* [Source text]:
Orange Shirt Day

Half mast flags, kids in orange shirt.

Did a bit of research on –
Orange Shirt Day.
What is it?
Canada waves flags at half mast on that day, which is the 29th of September, also known as National Day of Truth and Reconciliation. This is done to honour the children who never returned home and also the survivors of residential schools, as well as their families and communities.

Phyllis Webstad was one of the survivor whose story inspired Orange Shirt Day.

Phyllis Webstad is one of more than 150,000 First Nations, Métis and Inuit children who attended Indian residential schools in Canada between the late 1800s and 1996.
These schools were operated by the Canadian government and church organizations and were part of Canada’s official policy that aimed to eliminate Indigenous people’s languages and cultures and through assimilation, cause them to cease to exist as distinct people.
It is estimated that between four to six thousand children died at residential schools.

Webstad is one of more than 150,000 First Nations, Métis and Inuit children who attended Indian residential schools in Canada between the late 1800s and 1996, she wore the orange shirt on her first day to school and the ill treatment she got on it from the school, inspired the orange shirt day.

Wearing an orange shirt reminds of the impact of residential schools still felt today.

* [Parts of the exercise]:
1. According to the Orange Shirt Day post, who operated the residential schools in Canada?
2. Resume the Orange Shirt Day post after its last sentence.
The listing comes from a separate source, unrelated to the Orange Shirt Day post.

[Records]
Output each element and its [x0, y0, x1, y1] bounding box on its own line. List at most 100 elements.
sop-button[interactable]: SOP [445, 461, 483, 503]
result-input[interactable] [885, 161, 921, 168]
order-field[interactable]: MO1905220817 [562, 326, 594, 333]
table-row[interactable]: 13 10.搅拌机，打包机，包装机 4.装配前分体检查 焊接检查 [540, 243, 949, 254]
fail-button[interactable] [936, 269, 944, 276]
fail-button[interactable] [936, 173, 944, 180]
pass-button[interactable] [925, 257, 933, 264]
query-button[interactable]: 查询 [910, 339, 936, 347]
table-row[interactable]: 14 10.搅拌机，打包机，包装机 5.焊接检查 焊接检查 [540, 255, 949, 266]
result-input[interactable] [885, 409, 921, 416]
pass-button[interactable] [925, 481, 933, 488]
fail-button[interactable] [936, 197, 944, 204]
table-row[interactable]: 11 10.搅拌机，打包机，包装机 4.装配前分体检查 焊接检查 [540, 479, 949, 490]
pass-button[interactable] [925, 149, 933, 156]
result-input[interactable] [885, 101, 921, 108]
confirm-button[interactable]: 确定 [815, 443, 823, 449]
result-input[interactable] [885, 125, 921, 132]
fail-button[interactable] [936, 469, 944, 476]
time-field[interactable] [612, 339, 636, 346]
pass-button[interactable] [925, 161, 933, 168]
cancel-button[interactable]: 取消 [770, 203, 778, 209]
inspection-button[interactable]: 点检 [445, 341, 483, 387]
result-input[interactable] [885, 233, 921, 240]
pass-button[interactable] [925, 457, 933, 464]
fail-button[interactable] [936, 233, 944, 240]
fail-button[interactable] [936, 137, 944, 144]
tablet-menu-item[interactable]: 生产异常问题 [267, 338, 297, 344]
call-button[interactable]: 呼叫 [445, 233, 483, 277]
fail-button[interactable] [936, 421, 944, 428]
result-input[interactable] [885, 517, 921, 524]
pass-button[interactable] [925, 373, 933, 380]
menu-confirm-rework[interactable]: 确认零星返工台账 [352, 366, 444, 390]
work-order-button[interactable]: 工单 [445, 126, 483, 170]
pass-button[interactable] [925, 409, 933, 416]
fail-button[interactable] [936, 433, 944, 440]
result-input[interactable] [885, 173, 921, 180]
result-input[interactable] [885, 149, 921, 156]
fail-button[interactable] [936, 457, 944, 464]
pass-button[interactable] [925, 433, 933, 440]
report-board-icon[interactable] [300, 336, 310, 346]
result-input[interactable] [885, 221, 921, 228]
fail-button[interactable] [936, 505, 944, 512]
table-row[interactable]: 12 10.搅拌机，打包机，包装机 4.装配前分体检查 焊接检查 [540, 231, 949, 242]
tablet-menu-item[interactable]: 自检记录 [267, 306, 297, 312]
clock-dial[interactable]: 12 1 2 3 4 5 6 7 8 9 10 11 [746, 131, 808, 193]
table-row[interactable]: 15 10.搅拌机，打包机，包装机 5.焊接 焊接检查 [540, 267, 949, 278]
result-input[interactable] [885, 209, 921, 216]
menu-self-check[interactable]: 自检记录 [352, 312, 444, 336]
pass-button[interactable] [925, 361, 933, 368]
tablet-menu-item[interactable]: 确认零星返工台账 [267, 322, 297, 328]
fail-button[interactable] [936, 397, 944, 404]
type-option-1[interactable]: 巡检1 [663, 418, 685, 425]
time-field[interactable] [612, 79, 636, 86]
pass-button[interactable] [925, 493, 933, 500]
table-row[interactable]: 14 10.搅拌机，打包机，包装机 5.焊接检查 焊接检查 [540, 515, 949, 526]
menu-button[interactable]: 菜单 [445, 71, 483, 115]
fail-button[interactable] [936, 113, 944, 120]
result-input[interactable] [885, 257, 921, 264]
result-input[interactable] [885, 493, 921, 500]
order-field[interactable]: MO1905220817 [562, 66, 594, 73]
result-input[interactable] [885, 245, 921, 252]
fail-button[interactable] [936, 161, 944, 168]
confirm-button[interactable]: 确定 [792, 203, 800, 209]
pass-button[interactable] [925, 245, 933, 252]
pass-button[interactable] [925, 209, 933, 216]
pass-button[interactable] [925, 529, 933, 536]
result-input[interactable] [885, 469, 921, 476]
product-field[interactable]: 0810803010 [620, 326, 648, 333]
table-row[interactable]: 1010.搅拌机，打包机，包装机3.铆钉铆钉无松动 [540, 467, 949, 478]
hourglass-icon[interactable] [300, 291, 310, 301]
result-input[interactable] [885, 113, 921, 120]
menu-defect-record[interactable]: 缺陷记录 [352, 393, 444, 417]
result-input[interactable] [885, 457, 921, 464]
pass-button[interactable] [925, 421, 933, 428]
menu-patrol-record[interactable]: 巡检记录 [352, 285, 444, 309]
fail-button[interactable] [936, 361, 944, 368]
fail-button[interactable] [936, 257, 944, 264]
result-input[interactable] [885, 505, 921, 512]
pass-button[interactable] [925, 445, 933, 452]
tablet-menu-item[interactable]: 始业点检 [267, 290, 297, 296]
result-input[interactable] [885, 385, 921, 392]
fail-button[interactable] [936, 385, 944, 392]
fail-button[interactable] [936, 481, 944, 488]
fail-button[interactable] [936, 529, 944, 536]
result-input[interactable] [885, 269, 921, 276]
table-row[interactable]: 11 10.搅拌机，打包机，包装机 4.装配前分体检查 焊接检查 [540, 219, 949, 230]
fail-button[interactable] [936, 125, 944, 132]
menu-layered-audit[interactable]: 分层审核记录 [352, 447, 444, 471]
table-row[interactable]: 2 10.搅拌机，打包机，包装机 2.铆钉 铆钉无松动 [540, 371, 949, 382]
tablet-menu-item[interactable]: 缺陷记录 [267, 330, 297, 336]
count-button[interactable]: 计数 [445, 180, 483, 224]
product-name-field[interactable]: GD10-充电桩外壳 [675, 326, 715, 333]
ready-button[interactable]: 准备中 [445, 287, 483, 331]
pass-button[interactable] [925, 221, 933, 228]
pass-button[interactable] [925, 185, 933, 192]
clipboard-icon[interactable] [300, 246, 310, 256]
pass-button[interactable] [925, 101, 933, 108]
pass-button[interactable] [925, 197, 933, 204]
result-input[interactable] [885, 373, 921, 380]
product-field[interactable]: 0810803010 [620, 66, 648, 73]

* [Expected responses]:
1. The Canadian government and church organizations operated them.

2.
Residential schools are not far in the past; the last one closed in 1996. As Webstad’s story attests, many survivors are still coping with the trauma from their time at the schools, including physical and sexual abuse. The intergenerational impact is still felt through communities.

SubhanAllah! After doing a bit of research, realised how the institutions were used in compelling and enforcing the people into assimilation, and now they “mourn” the oppression, but isn’t it the same thing they are doing in the name of inclusiveness and assimilation when the schools today, just like residential schools of the past, are compelling and enforcing their liberal ideas of gender identity? Isn’t it following the same footprints? Are not residential schools back then synonymous to the public schools now?
Enforcement of the ideas in the name of so called development and inclusion through compulsion is not enacted now?
The half mast flags reminded me the power of the institutions of the state like schools, as how they can murder the children literally and even metaphorically by killing the innocence, their very own identity, fitrah (natural disposition) they are born into.

Hasbunallaahu wa ni’mal Wakeel!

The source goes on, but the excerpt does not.